▶ _THE PROBLEM_
Your task is to copy every record exactly.

----

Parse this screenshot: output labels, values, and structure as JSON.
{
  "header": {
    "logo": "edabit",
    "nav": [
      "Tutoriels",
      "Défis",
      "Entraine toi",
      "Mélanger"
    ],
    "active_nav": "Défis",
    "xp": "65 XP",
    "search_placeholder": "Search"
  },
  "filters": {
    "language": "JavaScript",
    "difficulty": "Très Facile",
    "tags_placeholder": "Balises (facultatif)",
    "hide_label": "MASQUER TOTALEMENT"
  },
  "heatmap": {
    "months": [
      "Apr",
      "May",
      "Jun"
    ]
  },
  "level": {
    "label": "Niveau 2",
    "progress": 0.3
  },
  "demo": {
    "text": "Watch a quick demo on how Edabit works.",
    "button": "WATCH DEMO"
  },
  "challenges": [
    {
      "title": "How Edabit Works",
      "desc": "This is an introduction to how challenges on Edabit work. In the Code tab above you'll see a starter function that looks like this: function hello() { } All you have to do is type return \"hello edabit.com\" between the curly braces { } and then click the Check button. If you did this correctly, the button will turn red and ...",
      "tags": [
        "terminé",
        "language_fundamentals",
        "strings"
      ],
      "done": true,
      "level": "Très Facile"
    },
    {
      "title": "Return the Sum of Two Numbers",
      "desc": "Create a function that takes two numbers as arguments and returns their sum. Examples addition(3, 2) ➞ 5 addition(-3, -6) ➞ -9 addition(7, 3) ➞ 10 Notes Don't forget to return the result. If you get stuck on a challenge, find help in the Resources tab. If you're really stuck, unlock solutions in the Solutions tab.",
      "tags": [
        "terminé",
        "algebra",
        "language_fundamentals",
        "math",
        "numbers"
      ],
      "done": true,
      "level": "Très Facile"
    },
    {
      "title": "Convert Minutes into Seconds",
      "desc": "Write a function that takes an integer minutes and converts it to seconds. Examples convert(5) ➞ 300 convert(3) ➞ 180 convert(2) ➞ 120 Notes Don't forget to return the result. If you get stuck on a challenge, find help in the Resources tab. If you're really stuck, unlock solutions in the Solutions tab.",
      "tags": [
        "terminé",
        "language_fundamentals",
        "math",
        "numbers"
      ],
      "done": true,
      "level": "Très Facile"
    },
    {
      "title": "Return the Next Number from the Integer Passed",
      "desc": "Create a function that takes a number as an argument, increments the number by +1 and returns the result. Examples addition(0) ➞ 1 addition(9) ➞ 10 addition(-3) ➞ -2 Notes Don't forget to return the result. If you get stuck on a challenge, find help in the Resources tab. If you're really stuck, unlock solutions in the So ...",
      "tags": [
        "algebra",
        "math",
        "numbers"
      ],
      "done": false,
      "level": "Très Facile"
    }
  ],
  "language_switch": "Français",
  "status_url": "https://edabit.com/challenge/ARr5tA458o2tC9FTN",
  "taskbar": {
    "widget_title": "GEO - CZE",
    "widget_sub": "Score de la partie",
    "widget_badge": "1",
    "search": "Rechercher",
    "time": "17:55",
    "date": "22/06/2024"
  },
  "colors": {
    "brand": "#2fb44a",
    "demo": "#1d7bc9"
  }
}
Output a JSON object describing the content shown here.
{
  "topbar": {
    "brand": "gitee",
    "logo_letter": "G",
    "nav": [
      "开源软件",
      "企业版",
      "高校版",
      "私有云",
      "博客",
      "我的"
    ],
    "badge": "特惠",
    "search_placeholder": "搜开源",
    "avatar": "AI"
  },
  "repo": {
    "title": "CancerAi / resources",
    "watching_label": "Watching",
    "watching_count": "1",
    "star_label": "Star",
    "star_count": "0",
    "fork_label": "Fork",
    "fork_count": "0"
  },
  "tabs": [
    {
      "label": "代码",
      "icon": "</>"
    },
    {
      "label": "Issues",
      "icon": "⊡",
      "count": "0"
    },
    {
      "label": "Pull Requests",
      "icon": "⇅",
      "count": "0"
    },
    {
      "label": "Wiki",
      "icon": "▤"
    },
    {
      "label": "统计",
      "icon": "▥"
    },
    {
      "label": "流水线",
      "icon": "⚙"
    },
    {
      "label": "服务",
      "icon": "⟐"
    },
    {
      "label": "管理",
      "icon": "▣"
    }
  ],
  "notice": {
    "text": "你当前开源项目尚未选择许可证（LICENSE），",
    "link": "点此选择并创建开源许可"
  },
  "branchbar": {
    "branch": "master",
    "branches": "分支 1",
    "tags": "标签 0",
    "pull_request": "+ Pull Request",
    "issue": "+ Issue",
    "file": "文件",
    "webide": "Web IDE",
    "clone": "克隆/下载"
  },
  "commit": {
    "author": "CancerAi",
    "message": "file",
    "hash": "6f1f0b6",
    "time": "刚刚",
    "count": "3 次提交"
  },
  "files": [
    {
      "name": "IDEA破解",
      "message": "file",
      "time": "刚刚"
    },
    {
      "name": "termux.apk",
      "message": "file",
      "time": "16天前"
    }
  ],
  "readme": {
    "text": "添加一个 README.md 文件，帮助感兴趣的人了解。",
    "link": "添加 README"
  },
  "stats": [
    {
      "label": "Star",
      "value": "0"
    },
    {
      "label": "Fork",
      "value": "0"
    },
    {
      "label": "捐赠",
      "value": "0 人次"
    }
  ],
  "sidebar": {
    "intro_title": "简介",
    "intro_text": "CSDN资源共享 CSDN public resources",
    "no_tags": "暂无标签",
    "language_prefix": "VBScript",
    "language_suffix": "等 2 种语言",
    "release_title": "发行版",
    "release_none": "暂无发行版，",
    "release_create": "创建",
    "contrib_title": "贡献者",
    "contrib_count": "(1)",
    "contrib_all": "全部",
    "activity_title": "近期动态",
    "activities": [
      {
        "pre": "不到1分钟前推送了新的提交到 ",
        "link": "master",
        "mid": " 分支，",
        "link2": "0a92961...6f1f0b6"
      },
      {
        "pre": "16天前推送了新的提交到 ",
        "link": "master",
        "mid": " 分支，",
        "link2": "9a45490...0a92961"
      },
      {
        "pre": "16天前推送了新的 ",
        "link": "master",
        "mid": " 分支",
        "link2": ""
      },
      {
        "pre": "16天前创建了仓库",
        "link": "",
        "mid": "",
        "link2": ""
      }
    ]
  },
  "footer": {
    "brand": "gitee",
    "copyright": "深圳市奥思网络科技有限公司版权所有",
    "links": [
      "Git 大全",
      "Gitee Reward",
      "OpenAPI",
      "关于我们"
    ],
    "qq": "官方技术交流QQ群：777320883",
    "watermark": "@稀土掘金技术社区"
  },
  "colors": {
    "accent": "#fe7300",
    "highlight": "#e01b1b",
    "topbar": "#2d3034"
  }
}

----

▶ _RESULT OF THIS EXERCISE_
Parse this screenshot: output labels, values, and structure as JSON.
{
  "header": {
    "logo": "edabit",
    "nav": [
      "Tutoriels",
      "Défis",
      "Entraine toi",
      "Mélanger"
    ],
    "active_nav": "Défis",
    "xp": "65 XP",
    "search_placeholder": "Search"
  },
  "filters": {
    "language": "JavaScript",
    "difficulty": "Très Facile",
    "tags_placeholder": "Balises (facultatif)",
    "hide_label": "MASQUER TOTALEMENT"
  },
  "heatmap": {
    "months": [
      "Apr",
      "May",
      "Jun"
    ]
  },
  "level": {
    "label": "Niveau 2",
    "progress": 0.3
  },
  "demo": {
    "text": "Watch a quick demo on how Edabit works.",
    "button": "WATCH DEMO"
  },
  "challenges": [
    {
      "title": "How Edabit Works",
      "desc": "This is an introduction to how challenges on Edabit work. In the Code tab above you'll see a starter function that looks like this: function hello() { } All you have to do is type return \"hello edabit.com\" between the curly braces { } and then click the Check button. If you did this correctly, the button will turn red and ...",
      "tags": [
        "terminé",
        "language_fundamentals",
        "strings"
      ],
      "done": true,
      "level": "Très Facile"
    },
    {
      "title": "Return the Sum of Two Numbers",
      "desc": "Create a function that takes two numbers as arguments and returns their sum. Examples addition(3, 2) ➞ 5 addition(-3, -6) ➞ -9 addition(7, 3) ➞ 10 Notes Don't forget to return the result. If you get stuck on a challenge, find help in the Resources tab. If you're really stuck, unlock solutions in the Solutions tab.",
      "tags": [
        "terminé",
        "algebra",
        "language_fundamentals",
        "math",
        "numbers"
      ],
      "done": true,
      "level": "Très Facile"
    },
    {
      "title": "Convert Minutes into Seconds",
      "desc": "Write a function that takes an integer minutes and converts it to seconds. Examples convert(5) ➞ 300 convert(3) ➞ 180 convert(2) ➞ 120 Notes Don't forget to return the result. If you get stuck on a challenge, find help in the Resources tab. If you're really stuck, unlock solutions in the Solutions tab.",
      "tags": [
        "terminé",
        "language_fundamentals",
        "math",
        "numbers"
      ],
      "done": true,
      "level": "Très Facile"
    },
    {
      "title": "Return the Next Number from the Integer Passed",
      "desc": "Create a function that takes a number as an argument, increments the number by +1 and returns the result. Examples addition(0) ➞ 1 addition(9) ➞ 10 addition(-3) ➞ -2 Notes Don't forget to return the result. If you get stuck on a challenge, find help in the Resources tab. If you're really stuck, unlock solutions in the So ...",
      "tags": [
        "algebra",
        "math",
        "numbers"
      ],
      "done": false,
      "level": "Très Facile"
    }
  ],
  "language_switch": "Français",
  "status_url": "https://edabit.com/challenge/ARr5tA458o2tC9FTN",
  "taskbar": {
    "widget_title": "GEO - CZE",
    "widget_sub": "Score de la partie",
    "widget_badge": "1",
    "search": "Rechercher",
    "time": "17:55",
    "date": "22/06/2024"
  },
  "colors": {
    "brand": "#2fb44a",
    "demo": "#1d7bc9"
  }
}
Output a JSON object describing the content shown here.
{
  "topbar": {
    "brand": "gitee",
    "logo_letter": "G",
    "nav": [
      "开源软件",
      "企业版",
      "高校版",
      "私有云",
      "博客",
      "我的"
    ],
    "badge": "特惠",
    "search_placeholder": "搜开源",
    "avatar": "AI"
  },
  "repo": {
    "title": "CancerAi / resources",
    "watching_label": "Watching",
    "watching_count": "1",
    "star_label": "Star",
    "star_count": "0",
    "fork_label": "Fork",
    "fork_count": "0"
  },
  "tabs": [
    {
      "label": "代码",
      "icon": "</>"
    },
    {
      "label": "Issues",
      "icon": "⊡",
      "count": "0"
    },
    {
      "label": "Pull Requests",
      "icon": "⇅",
      "count": "0"
    },
    {
      "label": "Wiki",
      "icon": "▤"
    },
    {
      "label": "统计",
      "icon": "▥"
    },
    {
      "label": "流水线",
      "icon": "⚙"
    },
    {
      "label": "服务",
      "icon": "⟐"
    },
    {
      "label": "管理",
      "icon": "▣"
    }
  ],
  "notice": {
    "text": "你当前开源项目尚未选择许可证（LICENSE），",
    "link": "点此选择并创建开源许可"
  },
  "branchbar": {
    "branch": "master",
    "branches": "分支 1",
    "tags": "标签 0",
    "pull_request": "+ Pull Request",
    "issue": "+ Issue",
    "file": "文件",
    "webide": "Web IDE",
    "clone": "克隆/下载"
  },
  "commit": {
    "author": "CancerAi",
    "message": "file",
    "hash": "6f1f0b6",
    "time": "刚刚",
    "count": "3 次提交"
  },
  "files": [
    {
      "name": "IDEA破解",
      "message": "file",
      "time": "刚刚"
    },
    {
      "name": "termux.apk",
      "message": "file",
      "time": "16天前"
    }
  ],
  "readme": {
    "text": "添加一个 README.md 文件，帮助感兴趣的人了解。",
    "link": "添加 README"
  },
  "stats": [
    {
      "label": "Star",
      "value": "0"
    },
    {
      "label": "Fork",
      "value": "0"
    },
    {
      "label": "捐赠",
      "value": "0 人次"
    }
  ],
  "sidebar": {
    "intro_title": "简介",
    "intro_text": "CSDN资源共享 CSDN public resources",
    "no_tags": "暂无标签",
    "language_prefix": "VBScript",
    "language_suffix": "等 2 种语言",
    "release_title": "发行版",
    "release_none": "暂无发行版，",
    "release_create": "创建",
    "contrib_title": "贡献者",
    "contrib_count": "(1)",
    "contrib_all": "全部",
    "activity_title": "近期动态",
    "activities": [
      {
        "pre": "不到1分钟前推送了新的提交到 ",
        "link": "master",
        "mid": " 分支，",
        "link2": "0a92961...6f1f0b6"
      },
      {
        "pre": "16天前推送了新的提交到 ",
        "link": "master",
        "mid": " 分支，",
        "link2": "9a45490...0a92961"
      },
      {
        "pre": "16天前推送了新的 ",
        "link": "master",
        "mid": " 分支",
        "link2": ""
      },
      {
        "pre": "16天前创建了仓库",
        "link": "",
        "mid": "",
        "link2": ""
      }
    ]
  },
  "footer": {
    "brand": "gitee",
    "copyright": "深圳市奥思网络科技有限公司版权所有",
    "links": [
      "Git 大全",
      "Gitee Reward",
      "OpenAPI",
      "关于我们"
    ],
    "qq": "官方技术交流QQ群：777320883",
    "watermark": "@稀土掘金技术社区"
  },
  "colors": {
    "accent": "#fe7300",
    "highlight": "#e01b1b",
    "topbar": "#2d3034"
  }
}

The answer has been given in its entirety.